Each line that holds the string "Perfurante" counts once; say how many such lines there are and add nothing.

• Exercise inputs
──────

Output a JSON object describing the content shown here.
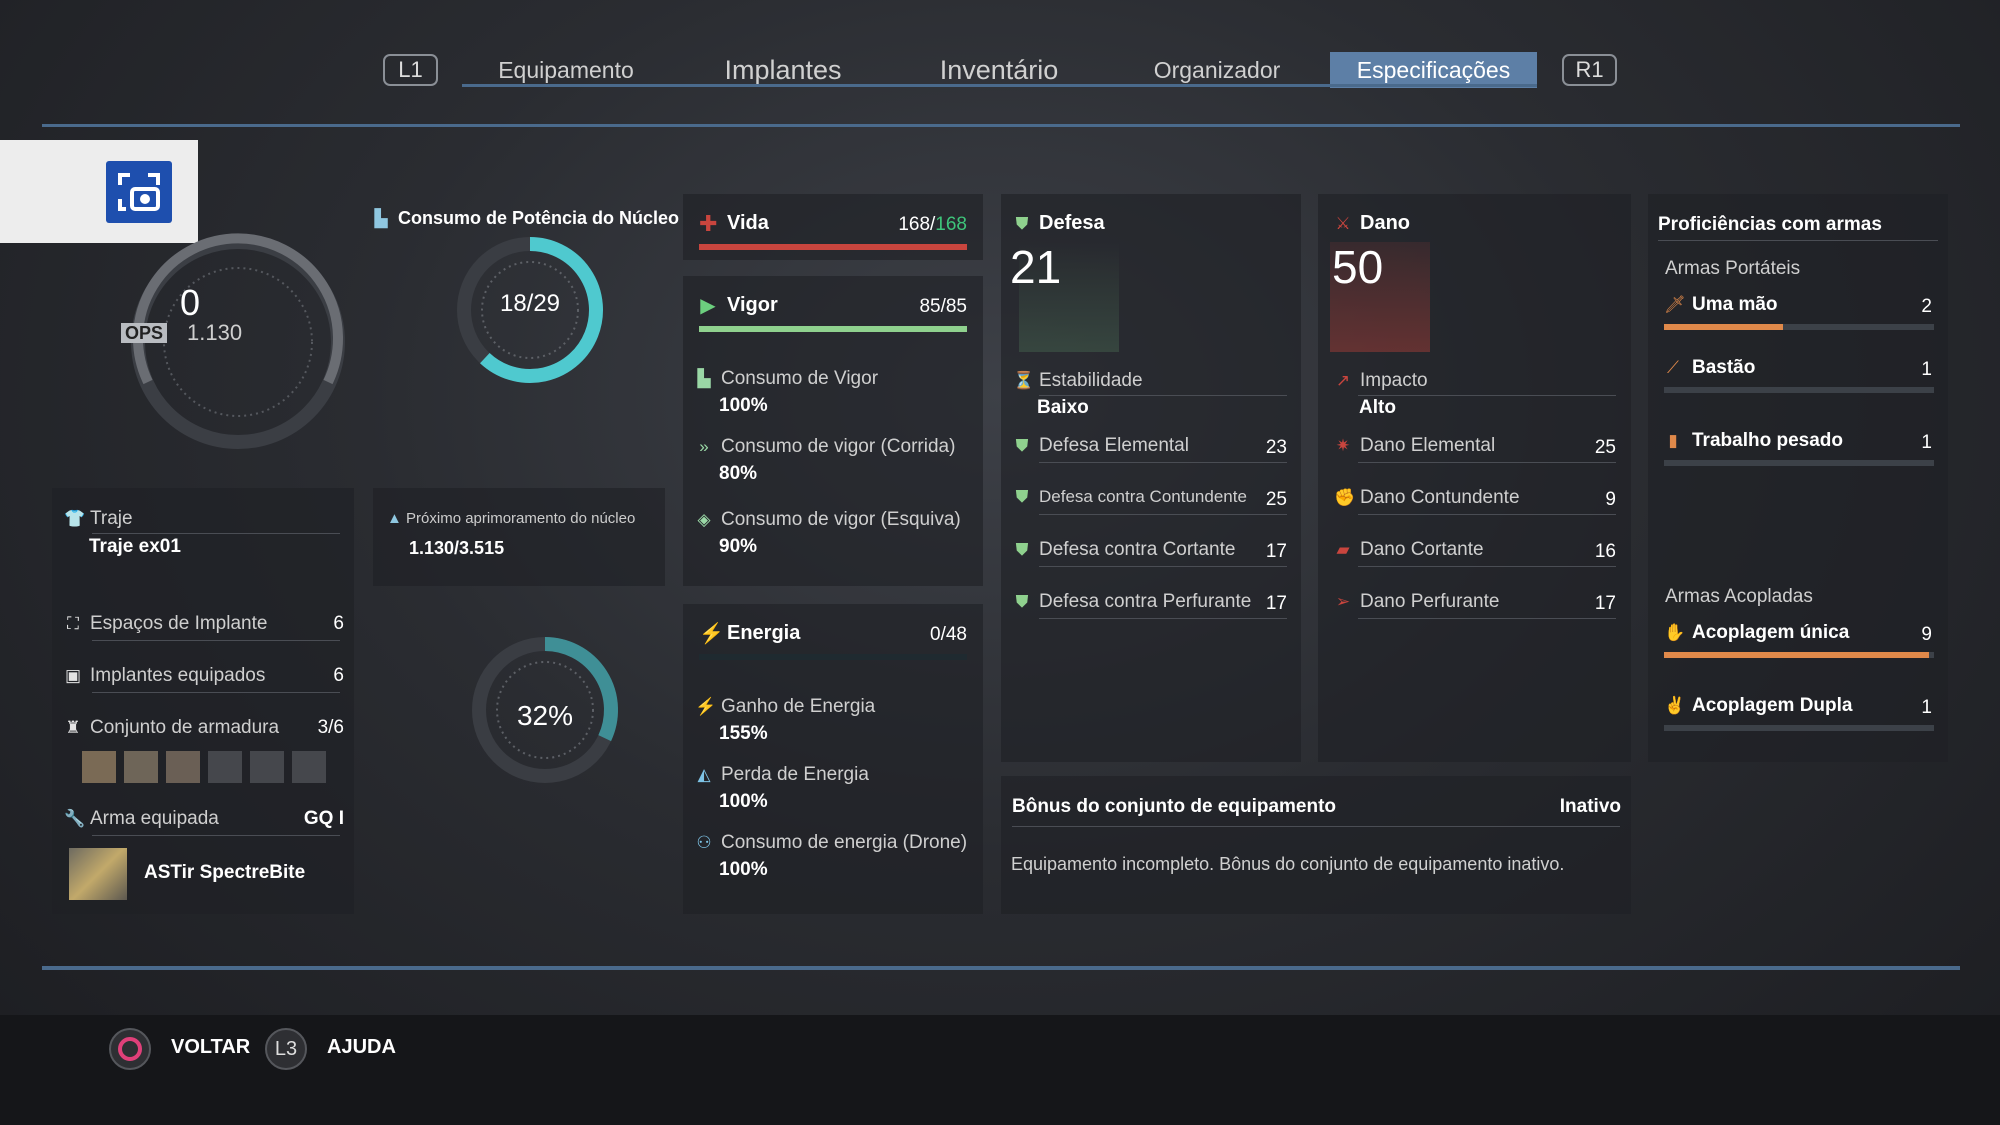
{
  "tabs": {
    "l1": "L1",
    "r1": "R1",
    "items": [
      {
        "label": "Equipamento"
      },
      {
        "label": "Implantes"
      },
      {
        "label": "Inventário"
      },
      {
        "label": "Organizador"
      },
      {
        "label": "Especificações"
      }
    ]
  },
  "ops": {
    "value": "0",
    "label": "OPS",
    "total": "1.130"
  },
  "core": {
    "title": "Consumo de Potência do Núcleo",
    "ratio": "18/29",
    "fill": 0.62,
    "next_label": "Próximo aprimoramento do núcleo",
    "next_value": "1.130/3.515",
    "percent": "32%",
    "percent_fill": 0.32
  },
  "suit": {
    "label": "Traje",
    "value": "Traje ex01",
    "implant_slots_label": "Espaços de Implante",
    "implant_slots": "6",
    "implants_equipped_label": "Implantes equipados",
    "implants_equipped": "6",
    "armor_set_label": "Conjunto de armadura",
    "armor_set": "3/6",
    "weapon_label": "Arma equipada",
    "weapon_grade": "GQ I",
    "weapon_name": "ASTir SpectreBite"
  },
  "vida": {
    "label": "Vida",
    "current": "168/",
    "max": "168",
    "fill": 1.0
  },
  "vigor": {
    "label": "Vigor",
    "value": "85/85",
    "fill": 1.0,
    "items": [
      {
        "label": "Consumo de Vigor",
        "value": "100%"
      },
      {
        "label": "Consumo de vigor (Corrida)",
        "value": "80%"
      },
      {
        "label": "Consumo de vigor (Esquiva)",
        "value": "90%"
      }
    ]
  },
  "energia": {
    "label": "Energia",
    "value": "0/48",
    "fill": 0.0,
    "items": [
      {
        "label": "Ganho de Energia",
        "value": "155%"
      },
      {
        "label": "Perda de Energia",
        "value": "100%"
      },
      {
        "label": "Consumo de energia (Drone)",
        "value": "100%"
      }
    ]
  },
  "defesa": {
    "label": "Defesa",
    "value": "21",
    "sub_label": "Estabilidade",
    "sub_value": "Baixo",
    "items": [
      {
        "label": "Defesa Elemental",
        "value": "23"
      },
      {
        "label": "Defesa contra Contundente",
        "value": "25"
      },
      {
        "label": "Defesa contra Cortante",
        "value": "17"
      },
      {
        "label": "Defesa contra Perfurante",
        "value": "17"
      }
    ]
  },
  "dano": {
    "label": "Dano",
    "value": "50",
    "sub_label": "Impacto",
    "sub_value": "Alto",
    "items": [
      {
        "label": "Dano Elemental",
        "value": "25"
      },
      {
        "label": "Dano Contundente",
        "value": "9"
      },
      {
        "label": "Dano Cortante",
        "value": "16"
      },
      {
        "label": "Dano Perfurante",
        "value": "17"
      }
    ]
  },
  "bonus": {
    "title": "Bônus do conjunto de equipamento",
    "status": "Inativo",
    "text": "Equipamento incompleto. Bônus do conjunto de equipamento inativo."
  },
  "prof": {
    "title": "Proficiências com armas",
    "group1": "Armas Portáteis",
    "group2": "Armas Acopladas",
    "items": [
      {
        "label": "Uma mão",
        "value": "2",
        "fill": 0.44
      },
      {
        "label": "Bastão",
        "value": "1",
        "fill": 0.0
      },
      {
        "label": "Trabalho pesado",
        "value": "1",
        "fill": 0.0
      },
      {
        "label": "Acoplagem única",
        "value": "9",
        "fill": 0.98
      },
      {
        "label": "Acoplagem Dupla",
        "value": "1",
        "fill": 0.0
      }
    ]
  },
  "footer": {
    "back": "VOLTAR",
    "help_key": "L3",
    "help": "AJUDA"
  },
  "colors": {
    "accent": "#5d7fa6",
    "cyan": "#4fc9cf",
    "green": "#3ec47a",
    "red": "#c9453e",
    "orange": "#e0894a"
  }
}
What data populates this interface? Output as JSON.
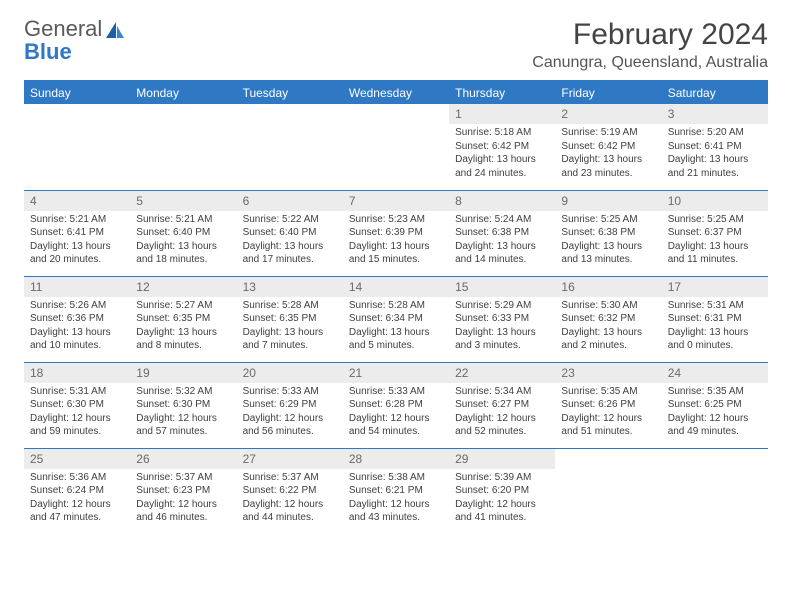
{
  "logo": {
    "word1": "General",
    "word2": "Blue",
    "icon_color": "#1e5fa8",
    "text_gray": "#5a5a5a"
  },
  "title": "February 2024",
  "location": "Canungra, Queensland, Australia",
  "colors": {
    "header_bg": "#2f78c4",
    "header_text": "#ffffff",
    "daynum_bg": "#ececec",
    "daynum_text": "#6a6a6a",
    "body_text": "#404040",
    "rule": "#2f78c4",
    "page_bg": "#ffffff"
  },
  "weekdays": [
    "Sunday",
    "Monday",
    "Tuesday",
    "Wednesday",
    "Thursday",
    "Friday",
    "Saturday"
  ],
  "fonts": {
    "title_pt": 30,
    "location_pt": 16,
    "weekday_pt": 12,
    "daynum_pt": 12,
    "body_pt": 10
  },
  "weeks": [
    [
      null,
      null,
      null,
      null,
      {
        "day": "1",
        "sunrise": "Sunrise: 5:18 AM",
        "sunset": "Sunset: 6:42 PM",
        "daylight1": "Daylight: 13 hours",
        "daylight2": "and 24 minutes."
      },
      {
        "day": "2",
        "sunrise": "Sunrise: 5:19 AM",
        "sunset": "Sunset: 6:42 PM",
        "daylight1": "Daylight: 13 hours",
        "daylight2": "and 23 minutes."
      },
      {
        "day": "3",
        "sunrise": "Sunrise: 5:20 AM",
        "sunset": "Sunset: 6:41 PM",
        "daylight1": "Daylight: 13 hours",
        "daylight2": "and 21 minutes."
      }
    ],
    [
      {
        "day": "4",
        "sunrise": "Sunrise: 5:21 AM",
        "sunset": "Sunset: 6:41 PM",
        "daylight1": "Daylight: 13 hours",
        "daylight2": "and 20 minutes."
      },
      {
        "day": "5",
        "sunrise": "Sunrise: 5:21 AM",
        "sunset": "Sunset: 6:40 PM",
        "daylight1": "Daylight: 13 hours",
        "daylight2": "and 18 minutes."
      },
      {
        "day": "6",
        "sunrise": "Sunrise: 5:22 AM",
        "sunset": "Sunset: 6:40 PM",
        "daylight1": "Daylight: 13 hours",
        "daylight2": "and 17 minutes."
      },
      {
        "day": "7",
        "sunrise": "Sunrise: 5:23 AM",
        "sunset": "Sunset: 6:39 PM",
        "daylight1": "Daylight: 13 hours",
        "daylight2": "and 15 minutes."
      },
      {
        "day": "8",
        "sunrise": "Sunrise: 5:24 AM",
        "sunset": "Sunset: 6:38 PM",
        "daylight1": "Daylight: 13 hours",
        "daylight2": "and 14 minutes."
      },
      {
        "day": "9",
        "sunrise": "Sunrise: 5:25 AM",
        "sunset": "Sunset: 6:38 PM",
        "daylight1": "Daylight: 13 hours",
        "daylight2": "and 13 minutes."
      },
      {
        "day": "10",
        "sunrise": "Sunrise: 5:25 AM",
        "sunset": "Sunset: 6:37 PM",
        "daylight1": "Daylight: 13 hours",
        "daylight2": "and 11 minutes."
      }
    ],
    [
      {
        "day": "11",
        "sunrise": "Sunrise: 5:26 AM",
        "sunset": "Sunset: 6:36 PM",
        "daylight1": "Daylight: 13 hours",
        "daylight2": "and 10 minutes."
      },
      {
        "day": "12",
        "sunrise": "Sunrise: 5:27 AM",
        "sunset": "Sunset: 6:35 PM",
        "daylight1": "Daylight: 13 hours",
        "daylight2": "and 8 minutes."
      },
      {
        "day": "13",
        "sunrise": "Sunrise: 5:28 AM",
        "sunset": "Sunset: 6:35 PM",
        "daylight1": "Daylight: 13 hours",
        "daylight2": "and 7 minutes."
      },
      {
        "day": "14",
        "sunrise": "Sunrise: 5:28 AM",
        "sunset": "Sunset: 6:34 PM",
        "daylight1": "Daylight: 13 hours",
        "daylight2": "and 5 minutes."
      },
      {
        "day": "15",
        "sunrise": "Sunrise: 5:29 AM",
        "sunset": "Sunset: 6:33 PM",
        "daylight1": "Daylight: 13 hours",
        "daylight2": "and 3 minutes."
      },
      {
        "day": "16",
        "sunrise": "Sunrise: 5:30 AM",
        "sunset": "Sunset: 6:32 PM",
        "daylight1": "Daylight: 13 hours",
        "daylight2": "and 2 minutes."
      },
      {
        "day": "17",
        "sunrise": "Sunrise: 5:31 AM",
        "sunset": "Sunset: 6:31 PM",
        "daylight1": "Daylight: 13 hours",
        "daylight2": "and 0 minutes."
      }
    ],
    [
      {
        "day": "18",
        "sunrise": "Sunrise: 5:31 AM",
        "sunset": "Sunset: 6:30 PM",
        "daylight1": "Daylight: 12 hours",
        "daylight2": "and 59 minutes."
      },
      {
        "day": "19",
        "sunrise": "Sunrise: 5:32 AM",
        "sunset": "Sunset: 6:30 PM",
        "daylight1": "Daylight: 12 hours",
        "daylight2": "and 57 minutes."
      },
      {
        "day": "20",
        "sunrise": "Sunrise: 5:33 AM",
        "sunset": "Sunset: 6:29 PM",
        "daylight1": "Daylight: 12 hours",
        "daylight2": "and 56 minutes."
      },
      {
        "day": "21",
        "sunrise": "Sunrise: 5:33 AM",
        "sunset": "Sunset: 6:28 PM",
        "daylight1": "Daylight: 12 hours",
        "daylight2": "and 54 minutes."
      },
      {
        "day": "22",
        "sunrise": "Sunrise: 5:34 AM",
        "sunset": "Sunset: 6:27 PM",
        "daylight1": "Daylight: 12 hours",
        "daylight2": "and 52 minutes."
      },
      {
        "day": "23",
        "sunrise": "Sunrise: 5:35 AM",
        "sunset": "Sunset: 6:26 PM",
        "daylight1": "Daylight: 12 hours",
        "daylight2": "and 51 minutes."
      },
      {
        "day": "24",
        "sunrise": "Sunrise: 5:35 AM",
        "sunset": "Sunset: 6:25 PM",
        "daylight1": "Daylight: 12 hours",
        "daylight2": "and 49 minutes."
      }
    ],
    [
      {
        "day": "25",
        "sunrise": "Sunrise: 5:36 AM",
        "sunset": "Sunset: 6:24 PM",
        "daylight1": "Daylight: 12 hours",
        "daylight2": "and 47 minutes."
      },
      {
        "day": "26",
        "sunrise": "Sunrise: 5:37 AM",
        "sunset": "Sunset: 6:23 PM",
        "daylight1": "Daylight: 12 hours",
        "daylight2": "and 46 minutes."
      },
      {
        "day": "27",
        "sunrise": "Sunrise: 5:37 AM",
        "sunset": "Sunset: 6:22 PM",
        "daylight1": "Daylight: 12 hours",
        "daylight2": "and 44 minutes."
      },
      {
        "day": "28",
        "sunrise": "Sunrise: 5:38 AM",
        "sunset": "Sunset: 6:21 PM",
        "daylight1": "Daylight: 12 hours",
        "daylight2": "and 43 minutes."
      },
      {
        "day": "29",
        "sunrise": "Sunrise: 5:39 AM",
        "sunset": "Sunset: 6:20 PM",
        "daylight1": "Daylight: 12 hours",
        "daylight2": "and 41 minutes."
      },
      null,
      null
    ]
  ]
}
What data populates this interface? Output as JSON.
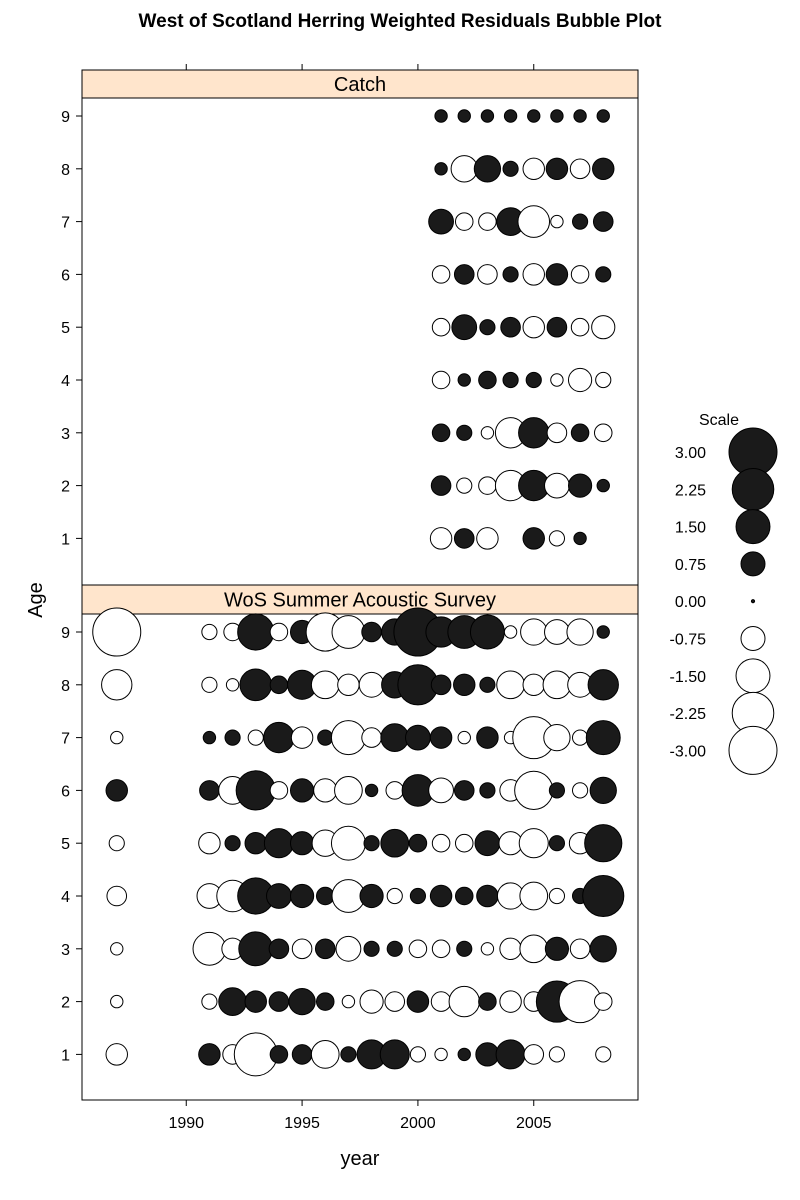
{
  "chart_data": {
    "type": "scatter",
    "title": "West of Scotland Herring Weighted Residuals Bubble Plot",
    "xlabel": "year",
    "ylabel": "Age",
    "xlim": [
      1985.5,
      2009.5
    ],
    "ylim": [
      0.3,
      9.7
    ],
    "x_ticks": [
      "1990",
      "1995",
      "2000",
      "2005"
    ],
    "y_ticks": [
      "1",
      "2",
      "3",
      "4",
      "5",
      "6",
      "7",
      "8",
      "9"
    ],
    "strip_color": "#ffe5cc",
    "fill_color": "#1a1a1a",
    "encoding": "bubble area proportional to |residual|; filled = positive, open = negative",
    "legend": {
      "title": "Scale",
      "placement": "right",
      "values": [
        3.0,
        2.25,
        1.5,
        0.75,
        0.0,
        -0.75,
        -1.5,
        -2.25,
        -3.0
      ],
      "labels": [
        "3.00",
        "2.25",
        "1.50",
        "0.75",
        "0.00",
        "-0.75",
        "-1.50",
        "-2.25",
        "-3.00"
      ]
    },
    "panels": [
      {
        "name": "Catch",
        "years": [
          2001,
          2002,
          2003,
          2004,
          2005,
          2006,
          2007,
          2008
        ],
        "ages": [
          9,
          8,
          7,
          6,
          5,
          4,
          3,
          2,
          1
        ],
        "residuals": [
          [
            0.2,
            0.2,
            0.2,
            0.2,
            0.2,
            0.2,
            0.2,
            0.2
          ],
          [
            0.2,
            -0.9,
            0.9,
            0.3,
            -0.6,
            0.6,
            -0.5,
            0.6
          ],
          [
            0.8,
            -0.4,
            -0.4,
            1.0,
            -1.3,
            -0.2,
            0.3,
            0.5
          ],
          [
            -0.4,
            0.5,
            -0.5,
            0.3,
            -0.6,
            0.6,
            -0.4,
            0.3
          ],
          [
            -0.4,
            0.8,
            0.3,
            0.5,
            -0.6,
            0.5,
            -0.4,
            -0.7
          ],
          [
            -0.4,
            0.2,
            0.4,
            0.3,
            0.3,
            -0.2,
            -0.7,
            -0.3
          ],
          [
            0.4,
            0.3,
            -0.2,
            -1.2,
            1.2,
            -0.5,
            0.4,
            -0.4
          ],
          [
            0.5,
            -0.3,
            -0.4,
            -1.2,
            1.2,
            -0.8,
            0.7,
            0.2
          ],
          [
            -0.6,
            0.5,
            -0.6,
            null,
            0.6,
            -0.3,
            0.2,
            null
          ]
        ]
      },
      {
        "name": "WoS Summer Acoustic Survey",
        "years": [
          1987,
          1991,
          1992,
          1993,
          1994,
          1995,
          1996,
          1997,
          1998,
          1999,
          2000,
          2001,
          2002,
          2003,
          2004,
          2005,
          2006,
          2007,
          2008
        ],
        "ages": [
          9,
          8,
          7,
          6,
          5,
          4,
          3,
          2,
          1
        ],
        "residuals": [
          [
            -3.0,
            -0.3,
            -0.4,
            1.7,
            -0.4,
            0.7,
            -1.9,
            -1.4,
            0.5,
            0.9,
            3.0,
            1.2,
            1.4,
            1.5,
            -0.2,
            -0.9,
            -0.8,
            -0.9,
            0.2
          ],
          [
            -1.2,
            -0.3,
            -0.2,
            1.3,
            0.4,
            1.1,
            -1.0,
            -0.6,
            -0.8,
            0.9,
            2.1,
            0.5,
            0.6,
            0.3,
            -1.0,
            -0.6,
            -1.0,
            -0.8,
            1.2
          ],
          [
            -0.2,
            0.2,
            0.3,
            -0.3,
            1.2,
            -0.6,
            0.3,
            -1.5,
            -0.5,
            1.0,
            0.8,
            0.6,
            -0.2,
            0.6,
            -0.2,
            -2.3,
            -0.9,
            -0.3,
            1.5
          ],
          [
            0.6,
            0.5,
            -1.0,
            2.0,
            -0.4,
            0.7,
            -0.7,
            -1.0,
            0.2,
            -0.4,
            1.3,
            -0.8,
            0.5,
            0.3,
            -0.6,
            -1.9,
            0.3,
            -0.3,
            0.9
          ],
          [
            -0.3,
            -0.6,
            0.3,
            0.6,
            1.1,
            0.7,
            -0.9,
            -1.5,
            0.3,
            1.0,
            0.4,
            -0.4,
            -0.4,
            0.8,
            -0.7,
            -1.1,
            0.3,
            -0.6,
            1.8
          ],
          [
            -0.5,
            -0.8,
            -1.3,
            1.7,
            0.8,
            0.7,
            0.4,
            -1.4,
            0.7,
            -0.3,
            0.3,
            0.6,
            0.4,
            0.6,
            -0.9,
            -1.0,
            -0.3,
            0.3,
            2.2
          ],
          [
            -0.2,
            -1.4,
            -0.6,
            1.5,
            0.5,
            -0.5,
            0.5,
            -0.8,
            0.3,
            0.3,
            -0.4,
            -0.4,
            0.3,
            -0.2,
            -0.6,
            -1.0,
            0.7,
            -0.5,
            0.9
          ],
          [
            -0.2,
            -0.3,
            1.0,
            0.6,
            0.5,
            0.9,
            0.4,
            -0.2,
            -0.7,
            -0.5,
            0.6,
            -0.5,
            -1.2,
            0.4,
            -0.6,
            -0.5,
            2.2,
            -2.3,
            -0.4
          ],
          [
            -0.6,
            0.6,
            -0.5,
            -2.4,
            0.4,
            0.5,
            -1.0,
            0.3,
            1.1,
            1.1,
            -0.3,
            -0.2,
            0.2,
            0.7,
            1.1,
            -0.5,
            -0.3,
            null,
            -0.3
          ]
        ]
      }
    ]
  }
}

──────

• Output for this task
2